* **Exercise**
List every SUVR value that the abstract below on PET imaging of post-stroke neuroinflammation reports for the sheep after pMCAO, with the day each belongs to.

* **Excerpted passage**
• • •

Abstract
616
Objectives: t is known that, after ischemic stroke, neuroinflammatory processes occur which represent interesting treatment targets. However, sufficient in vivo imaging of these processes, particularly in acute and subacute stages, was not possible upon till now. During neuroinflammation, alpha7-nicotinic acetylcholine receptors (nAChRs) are overexpressed. We, thus, tested the novel alpha7-nAChR ligand [18F]DBT10 for its potential to image post-stroke neuroinflammation. In 10 adult Merino sheep, the left middle cerebral artery was permanently occluded (pMCAO, day 1). On day 0 (baseline) as well as 4hrs after pMCAO, and on days 7 and 14, simultaneous dynamic (120min) brain PET/MRI (Siemens Biograph mMR, ~300MBq [18F]DBT10, arterial blood sampling, metabolite HPLC) was conducted. Parallel [15O]H2O PET and standard stroke MRI sequences were employed to segment the stroke compartments. Directly after PET/MRI on day 14, the brains were objected to ex vivo autoradiography (AR) and histopathology. In addition to the stroke sheep, control sheep (n=3, no or sham surgery) were investigated. [18F]DBT10 was metabolized with a half-life of 18min in blood. It showed a fast washout from cerebellum and reached a plateau in cortical brain areas at 60min p.i. The control sheep as well as the sheep on day 0 did not show any imaging abnormalities. In the sheep after pMCAO, the [18F]DBT10 PET image uptake was reduced in the stroke areas on day 1 (SUVRs110-120min p.i.=0.94±0.04) and day 7 (0.90±0.17), and intensively increased in the infarction border on day 14 (1.82±0.72; p<0.01). The PET results on day 14 were confirmed by AR and correlated histopathologically with microglia activation and macrophage infiltration. We conclude that [18F]DBT10 is promising for PET imaging of neuroinflammation occurring after ischemic stroke. Further investigations to model the tracer kinetics and to clarify the role of alpha7-nAChRs in this regard are ongoing.

• • •

* **Lines taken from a collection**
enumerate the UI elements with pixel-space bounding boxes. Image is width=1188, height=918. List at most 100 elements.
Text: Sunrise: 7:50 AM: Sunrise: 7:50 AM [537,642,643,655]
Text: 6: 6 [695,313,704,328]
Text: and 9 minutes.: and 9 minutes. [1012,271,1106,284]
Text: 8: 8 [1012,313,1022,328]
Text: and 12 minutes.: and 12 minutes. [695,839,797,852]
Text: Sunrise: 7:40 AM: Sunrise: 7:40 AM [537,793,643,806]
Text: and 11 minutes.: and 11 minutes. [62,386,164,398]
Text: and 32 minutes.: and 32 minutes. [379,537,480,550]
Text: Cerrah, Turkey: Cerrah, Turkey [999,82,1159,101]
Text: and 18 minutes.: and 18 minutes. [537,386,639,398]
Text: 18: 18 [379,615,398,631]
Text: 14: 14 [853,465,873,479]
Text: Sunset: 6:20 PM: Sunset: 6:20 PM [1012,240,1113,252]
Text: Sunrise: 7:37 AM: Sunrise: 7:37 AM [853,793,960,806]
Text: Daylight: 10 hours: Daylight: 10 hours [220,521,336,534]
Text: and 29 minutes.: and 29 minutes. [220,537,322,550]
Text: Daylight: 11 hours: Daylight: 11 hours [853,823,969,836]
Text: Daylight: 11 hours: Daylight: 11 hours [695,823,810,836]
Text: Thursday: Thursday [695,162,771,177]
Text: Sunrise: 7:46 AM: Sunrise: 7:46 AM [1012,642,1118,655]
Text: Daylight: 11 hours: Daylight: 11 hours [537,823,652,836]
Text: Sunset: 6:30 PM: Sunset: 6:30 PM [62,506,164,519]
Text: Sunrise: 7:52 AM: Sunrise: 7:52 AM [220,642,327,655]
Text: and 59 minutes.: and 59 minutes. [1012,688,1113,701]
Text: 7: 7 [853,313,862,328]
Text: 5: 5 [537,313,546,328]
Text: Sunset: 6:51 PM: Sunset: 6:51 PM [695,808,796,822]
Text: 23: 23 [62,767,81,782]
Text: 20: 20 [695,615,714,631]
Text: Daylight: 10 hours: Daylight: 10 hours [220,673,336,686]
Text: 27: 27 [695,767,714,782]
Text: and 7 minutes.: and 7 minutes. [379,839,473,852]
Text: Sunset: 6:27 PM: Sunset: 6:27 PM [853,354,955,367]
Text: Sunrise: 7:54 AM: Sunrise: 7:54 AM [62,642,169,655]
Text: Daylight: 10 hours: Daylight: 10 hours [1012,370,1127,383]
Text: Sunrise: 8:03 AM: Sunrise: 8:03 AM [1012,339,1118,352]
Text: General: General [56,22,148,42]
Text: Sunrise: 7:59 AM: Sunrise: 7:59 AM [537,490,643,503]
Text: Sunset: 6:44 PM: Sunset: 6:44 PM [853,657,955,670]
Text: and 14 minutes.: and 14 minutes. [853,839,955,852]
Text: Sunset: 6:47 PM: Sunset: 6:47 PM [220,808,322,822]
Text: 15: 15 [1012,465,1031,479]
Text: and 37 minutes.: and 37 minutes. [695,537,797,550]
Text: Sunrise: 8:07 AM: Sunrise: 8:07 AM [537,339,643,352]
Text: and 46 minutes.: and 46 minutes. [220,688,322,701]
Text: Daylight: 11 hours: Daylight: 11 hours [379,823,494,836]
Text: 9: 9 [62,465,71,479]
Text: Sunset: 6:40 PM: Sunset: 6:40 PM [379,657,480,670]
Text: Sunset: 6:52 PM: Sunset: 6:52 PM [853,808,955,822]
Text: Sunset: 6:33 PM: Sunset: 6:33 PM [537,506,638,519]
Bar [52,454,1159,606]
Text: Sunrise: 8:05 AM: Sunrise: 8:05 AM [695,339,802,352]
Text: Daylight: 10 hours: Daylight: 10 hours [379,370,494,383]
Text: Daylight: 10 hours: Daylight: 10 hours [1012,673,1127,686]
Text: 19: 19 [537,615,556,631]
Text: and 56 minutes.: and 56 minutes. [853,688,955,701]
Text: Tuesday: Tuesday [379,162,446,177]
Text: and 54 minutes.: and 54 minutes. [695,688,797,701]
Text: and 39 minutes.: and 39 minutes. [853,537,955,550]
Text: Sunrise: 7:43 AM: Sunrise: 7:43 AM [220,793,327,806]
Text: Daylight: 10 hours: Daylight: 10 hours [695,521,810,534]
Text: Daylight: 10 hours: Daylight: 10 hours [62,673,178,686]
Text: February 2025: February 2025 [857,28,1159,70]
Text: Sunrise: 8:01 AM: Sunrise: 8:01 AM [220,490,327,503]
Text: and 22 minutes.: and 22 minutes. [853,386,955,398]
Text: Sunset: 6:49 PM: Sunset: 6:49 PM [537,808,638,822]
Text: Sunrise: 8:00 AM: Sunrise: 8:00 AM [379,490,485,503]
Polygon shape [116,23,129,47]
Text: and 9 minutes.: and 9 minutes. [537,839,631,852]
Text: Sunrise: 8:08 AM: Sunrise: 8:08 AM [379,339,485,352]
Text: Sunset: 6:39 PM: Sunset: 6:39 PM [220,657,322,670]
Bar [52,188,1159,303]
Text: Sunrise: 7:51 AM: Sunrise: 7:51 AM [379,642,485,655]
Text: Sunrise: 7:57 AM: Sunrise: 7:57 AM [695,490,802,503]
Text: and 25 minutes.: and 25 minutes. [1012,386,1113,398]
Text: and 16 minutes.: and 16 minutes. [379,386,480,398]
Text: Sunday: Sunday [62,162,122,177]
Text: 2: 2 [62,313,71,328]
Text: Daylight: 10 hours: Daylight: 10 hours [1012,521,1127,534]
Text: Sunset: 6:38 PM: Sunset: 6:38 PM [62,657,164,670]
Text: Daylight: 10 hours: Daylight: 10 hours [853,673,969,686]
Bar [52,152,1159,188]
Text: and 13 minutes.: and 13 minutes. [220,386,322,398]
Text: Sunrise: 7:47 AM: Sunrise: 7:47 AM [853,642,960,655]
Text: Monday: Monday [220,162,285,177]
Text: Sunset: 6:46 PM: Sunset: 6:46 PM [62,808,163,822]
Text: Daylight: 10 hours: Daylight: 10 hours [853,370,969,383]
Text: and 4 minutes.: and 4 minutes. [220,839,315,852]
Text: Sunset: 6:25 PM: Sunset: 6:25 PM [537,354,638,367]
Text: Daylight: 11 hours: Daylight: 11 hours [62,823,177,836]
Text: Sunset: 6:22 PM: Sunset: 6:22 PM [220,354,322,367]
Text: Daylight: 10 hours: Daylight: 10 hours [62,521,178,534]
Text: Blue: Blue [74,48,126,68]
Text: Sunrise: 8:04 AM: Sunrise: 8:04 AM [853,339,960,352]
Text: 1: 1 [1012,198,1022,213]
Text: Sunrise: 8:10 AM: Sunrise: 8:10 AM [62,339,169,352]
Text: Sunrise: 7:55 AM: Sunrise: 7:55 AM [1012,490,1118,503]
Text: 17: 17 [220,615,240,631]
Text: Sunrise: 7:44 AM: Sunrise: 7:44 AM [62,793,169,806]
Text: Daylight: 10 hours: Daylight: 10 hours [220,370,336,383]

• • •

* **Your solution**
- Day 1: 0.94±0.04
- Day 7: 0.90±0.17
- Day 14: 1.82±0.72